- WHAT NEEDS TO BE DONE: Copy the listing lines starting at the one that contains "y-tick-label: Working long" and ending at the one that contains "x-axis-title: 1= strongly", substituting "Postdoc" for "Post doc" and keeping everything else the same.

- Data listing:

━━━━━━━━━━━━━━━━━━━━━━━━━━━━━━

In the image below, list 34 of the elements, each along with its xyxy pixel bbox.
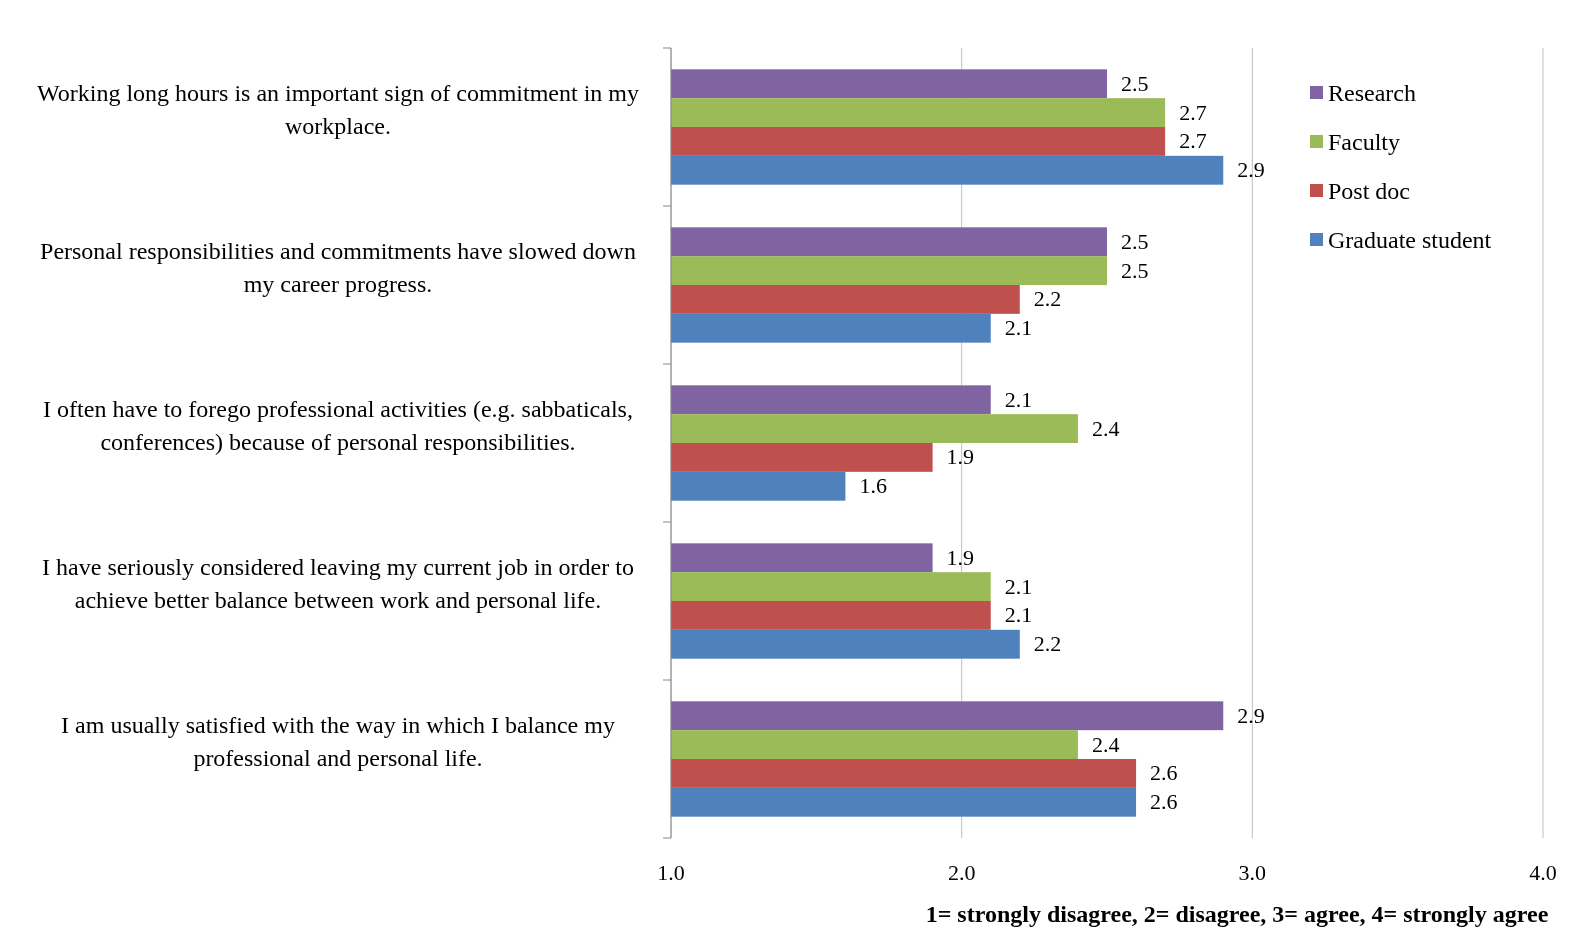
y-tick-label: Working long hours is an important sign of commitment in my workplace. [36,79,640,139]
data-label: 1.9 [946,444,975,470]
data-label: 2.6 [1150,760,1178,786]
x-tick-label: 4.0 [1529,860,1557,885]
data-label: 2.6 [1150,789,1178,815]
y-tick-label: I often have to forego professional activities (e.g. sabbaticals, conferences) because of personal responsibilities. [43,395,633,455]
x-tick-label: 2.0 [947,860,976,885]
data-label: 2.1 [1004,386,1033,412]
data-label: 2.7 [1179,128,1207,154]
data-label: 2.2 [1033,631,1062,657]
y-tick-label: I am usually satisfied with the way in which I balance my professional and personal life. [61,711,615,771]
data-label: 2.1 [1004,602,1033,628]
data-label: 2.1 [1004,315,1033,341]
data-label: 2.9 [1237,157,1265,183]
data-label: 2.4 [1091,415,1120,441]
data-label: 2.4 [1091,731,1120,757]
x-tick-label: 3.0 [1238,860,1267,885]
data-label: 2.5 [1121,70,1149,96]
data-label: 1.6 [859,473,887,499]
y-tick-label: Personal responsibilities and commitments have slowed down my career progress. [40,237,636,297]
data-label: 2.7 [1179,99,1207,125]
legend-label: Graduate student [1328,227,1492,253]
legend-label: Post doc [1328,178,1411,204]
data-label: 2.5 [1121,228,1149,254]
data-label: 2.1 [1004,573,1033,599]
legend-label: Research [1328,80,1416,106]
legend-label: Faculty [1328,129,1400,155]
data-label: 2.9 [1237,702,1265,728]
data-label: 2.5 [1121,257,1149,283]
x-tick-label: 1.0 [657,860,685,885]
data-label: 1.9 [946,544,975,570]
x-axis-title: 1= strongly disagree, 2= disagree, 3= agree, 4= strongly agree [925,901,1549,927]
y-tick-label: I have seriously considered leaving my current job in order to achieve better balance between work and personal life. [42,553,634,613]
data-label: 2.2 [1033,286,1062,312]
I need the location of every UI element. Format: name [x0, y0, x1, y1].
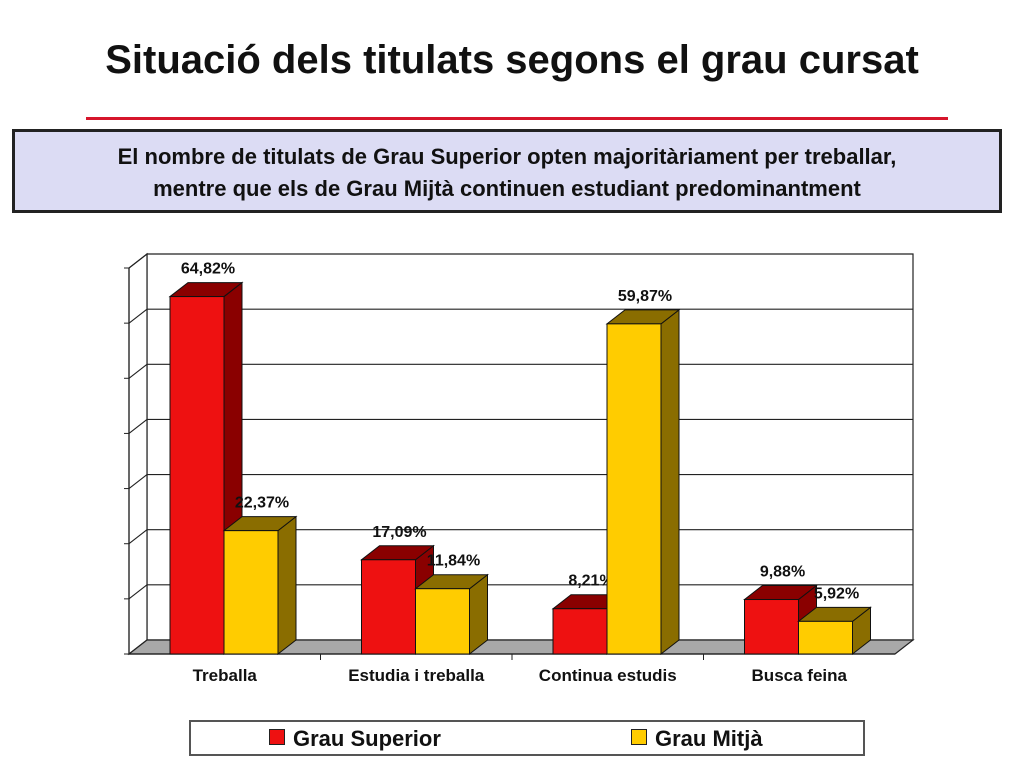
- highlight-box: El nombre de titulats de Grau Superior o…: [12, 129, 1002, 213]
- data-label-grau-superior-1: 17,09%: [372, 524, 426, 541]
- gridline: [128, 253, 913, 269]
- highlight-line-2: mentre que els de Grau Mijtà continuen e…: [153, 176, 861, 201]
- data-label-grau-mitja-0: 22,37%: [235, 495, 289, 512]
- x-tick-label-0: Treballa: [193, 666, 258, 685]
- x-tick-label-2: Continua estudis: [539, 666, 677, 685]
- legend-item-grau-superior: Grau Superior: [269, 726, 441, 752]
- legend-item-grau-mitja: Grau Mitjà: [631, 726, 763, 752]
- legend-swatch-grau-mitja: [631, 729, 647, 745]
- bar-grau-mitja-1: [415, 588, 470, 655]
- data-label-grau-superior-2: 8,21%: [568, 573, 613, 590]
- slide-title: Situació dels titulats segons el grau cu…: [105, 38, 919, 82]
- legend-label-grau-superior: Grau Superior: [293, 726, 441, 751]
- title-divider: [86, 117, 948, 120]
- legend-swatch-grau-superior: [269, 729, 285, 745]
- data-label-grau-superior-3: 9,88%: [760, 564, 805, 581]
- bar-side-1-2: [660, 308, 680, 656]
- bar-side-1-0: [277, 515, 297, 656]
- bar-grau-mitja-3: [798, 620, 853, 655]
- x-tick-label-3: Busca feina: [752, 666, 848, 685]
- bar-grau-superior-3: [744, 599, 799, 655]
- bar-grau-superior-2: [552, 608, 608, 655]
- data-label-grau-mitja-2: 59,87%: [618, 288, 672, 305]
- data-label-grau-mitja-3: 5,92%: [814, 585, 859, 602]
- gridline: [128, 308, 913, 324]
- highlight-line-1: El nombre de titulats de Grau Superior o…: [117, 144, 897, 169]
- bar-grau-superior-0: [169, 296, 225, 655]
- bar-grau-mitja-0: [223, 530, 279, 655]
- x-tick-label-1: Estudia i treballa: [348, 666, 485, 685]
- chart-side-wall: [128, 252, 148, 656]
- data-label-grau-mitja-1: 11,84%: [427, 553, 480, 570]
- legend-label-grau-mitja: Grau Mitjà: [655, 726, 763, 751]
- bar-grau-superior-1: [361, 559, 416, 655]
- data-label-grau-superior-0: 64,82%: [181, 261, 235, 278]
- chart-legend: Grau Superior Grau Mitjà: [189, 720, 865, 756]
- bar-grau-mitja-2: [606, 323, 662, 655]
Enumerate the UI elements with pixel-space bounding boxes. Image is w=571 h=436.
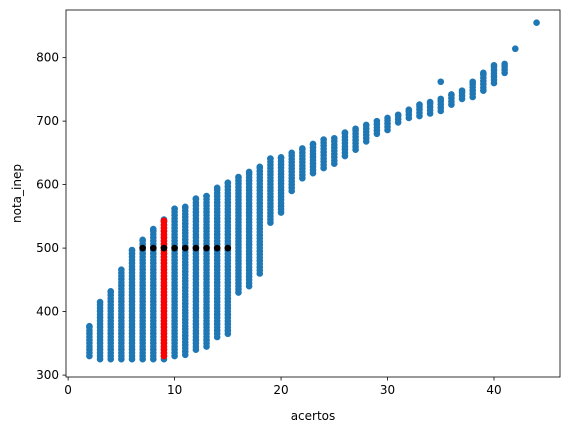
x-tick-label: 0 xyxy=(64,383,72,397)
data-point xyxy=(213,184,221,192)
data-point xyxy=(299,145,306,152)
data-point xyxy=(181,203,189,211)
data-point xyxy=(437,78,445,86)
x-tick-label: 20 xyxy=(273,383,288,397)
data-point xyxy=(107,287,115,295)
y-tick-label: 500 xyxy=(36,241,59,255)
data-point xyxy=(203,192,210,200)
y-tick-label: 300 xyxy=(36,368,59,382)
data-point xyxy=(341,129,349,136)
data-point xyxy=(139,236,146,244)
data-point xyxy=(203,244,210,252)
x-axis-label: acertos xyxy=(291,409,336,423)
data-point xyxy=(160,217,168,225)
plot-marks xyxy=(86,19,540,363)
data-point xyxy=(352,125,359,133)
data-point xyxy=(224,244,232,252)
data-point xyxy=(511,45,519,53)
data-point xyxy=(150,225,157,233)
data-point xyxy=(128,246,136,254)
data-point xyxy=(181,244,189,252)
data-point xyxy=(213,244,221,252)
data-point xyxy=(533,19,540,27)
data-point xyxy=(192,195,200,202)
data-point xyxy=(267,155,274,162)
y-tick-label: 400 xyxy=(36,305,59,319)
data-point xyxy=(362,121,370,129)
data-point xyxy=(490,61,498,69)
data-point xyxy=(458,87,466,94)
data-point xyxy=(405,106,413,113)
data-point xyxy=(394,111,402,119)
y-axis-ticks: 300 400 500 600 700 800 xyxy=(36,51,66,382)
data-point xyxy=(160,244,168,252)
data-point xyxy=(192,244,200,252)
data-point xyxy=(501,60,508,68)
data-point xyxy=(171,205,178,213)
x-tick-label: 10 xyxy=(167,383,182,397)
y-tick-label: 600 xyxy=(36,178,59,192)
y-tick-label: 700 xyxy=(36,114,59,128)
x-tick-label: 40 xyxy=(486,383,501,397)
data-point xyxy=(320,136,327,143)
axes-frame xyxy=(65,9,561,378)
y-axis-label: nota_inep xyxy=(10,164,24,223)
data-point xyxy=(171,244,178,252)
data-point xyxy=(373,117,381,125)
data-point xyxy=(224,179,232,187)
data-point xyxy=(480,69,487,77)
data-point xyxy=(469,78,477,86)
data-point xyxy=(288,149,296,157)
data-point xyxy=(384,114,391,122)
data-point xyxy=(235,173,242,181)
data-point xyxy=(256,163,264,171)
data-point xyxy=(437,95,445,103)
data-point xyxy=(150,244,157,252)
x-tick-label: 30 xyxy=(380,383,395,397)
data-point xyxy=(86,322,93,330)
x-axis-ticks: 0 10 20 30 40 xyxy=(64,377,502,397)
data-point xyxy=(309,140,317,148)
data-point xyxy=(277,154,285,161)
data-point xyxy=(118,266,125,273)
data-point xyxy=(245,168,253,176)
data-point xyxy=(416,101,423,108)
data-point xyxy=(426,98,434,106)
y-tick-label: 800 xyxy=(36,51,59,65)
data-point xyxy=(330,134,338,142)
data-point xyxy=(448,91,455,98)
data-point xyxy=(139,244,146,252)
data-point xyxy=(96,298,104,306)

━━━━━━━━━━━━━━━━━━━━━━━━━━━━━━

- WRITTEN RESPONSE:
y-tick-label: Working long hours is an important sign of commitment in my workplace. [36,79,640,139]
data-label: 1.9 [946,444,975,470]
data-label: 2.6 [1150,760,1178,786]
x-tick-label: 4.0 [1529,860,1557,885]
data-label: 2.6 [1150,789,1178,815]
y-tick-label: I often have to forego professional activities (e.g. sabbaticals, conferences) because of personal responsibilities. [43,395,633,455]
x-tick-label: 2.0 [947,860,976,885]
data-label: 2.1 [1004,386,1033,412]
data-label: 2.7 [1179,128,1207,154]
data-label: 2.2 [1033,631,1062,657]
y-tick-label: I am usually satisfied with the way in which I balance my professional and personal life. [61,711,615,771]
data-label: 2.1 [1004,602,1033,628]
data-label: 2.1 [1004,315,1033,341]
data-label: 2.9 [1237,157,1265,183]
data-label: 2.4 [1091,415,1120,441]
data-label: 2.4 [1091,731,1120,757]
x-tick-label: 3.0 [1238,860,1267,885]
data-label: 2.5 [1121,70,1149,96]
data-label: 1.6 [859,473,887,499]
y-tick-label: Personal responsibilities and commitments have slowed down my career progress. [40,237,636,297]
data-label: 2.7 [1179,99,1207,125]
legend-label: Graduate student [1328,227,1492,253]
legend-label: Postdoc [1328,178,1411,204]
data-label: 2.5 [1121,228,1149,254]
data-label: 2.1 [1004,573,1033,599]
legend-label: Research [1328,80,1416,106]
legend-label: Faculty [1328,129,1400,155]
data-label: 2.9 [1237,702,1265,728]
data-label: 2.5 [1121,257,1149,283]
x-tick-label: 1.0 [657,860,685,885]
data-label: 1.9 [946,544,975,570]
x-axis-title: 1= strongly disagree, 2= disagree, 3= agree, 4= strongly agree [925,901,1549,927]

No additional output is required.